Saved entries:

______

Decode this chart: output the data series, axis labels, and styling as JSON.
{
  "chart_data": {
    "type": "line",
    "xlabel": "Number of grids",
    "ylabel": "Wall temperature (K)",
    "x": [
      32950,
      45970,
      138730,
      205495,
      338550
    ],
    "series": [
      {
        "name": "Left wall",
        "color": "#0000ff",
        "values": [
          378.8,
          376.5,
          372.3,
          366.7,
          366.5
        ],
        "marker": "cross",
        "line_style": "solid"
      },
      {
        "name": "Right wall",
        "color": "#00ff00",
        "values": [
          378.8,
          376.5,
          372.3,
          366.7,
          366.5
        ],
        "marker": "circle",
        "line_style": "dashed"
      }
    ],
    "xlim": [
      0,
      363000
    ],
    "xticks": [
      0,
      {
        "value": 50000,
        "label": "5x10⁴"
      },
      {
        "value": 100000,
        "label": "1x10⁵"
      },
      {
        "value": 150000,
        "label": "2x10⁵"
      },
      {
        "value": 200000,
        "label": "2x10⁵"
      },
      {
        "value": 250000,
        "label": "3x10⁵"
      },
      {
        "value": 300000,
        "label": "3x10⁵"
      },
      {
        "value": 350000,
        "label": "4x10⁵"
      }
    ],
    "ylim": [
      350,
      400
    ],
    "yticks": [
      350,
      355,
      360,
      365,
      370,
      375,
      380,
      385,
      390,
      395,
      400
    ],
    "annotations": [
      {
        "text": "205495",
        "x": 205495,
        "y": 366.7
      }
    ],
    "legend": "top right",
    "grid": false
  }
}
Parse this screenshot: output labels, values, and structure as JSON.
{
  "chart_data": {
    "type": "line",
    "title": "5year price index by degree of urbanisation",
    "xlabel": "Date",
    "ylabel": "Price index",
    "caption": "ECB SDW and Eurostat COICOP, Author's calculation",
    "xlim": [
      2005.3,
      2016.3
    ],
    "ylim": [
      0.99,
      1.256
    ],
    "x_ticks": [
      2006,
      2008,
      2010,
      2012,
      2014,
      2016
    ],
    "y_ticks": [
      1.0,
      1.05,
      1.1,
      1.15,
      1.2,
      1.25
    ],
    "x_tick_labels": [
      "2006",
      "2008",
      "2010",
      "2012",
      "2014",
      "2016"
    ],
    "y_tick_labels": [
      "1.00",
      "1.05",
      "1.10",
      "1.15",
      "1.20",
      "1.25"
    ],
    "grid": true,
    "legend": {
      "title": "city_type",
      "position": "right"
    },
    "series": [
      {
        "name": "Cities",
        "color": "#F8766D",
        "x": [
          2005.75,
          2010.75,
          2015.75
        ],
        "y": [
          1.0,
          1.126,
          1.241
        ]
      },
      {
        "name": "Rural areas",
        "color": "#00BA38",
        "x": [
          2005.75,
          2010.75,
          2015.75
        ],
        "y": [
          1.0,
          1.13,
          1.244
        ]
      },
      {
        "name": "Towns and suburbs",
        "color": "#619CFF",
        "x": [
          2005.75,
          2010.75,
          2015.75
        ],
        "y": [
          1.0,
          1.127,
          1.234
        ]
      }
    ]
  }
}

______

◆ **CHALLENGE**
Show the lines from the data above that contain the string "this".

◆ **COMPLETE ANSWER**
Decode this chart: output the data series, axis labels, and styling as JSON.
Parse this screenshot: output labels, values, and structure as JSON.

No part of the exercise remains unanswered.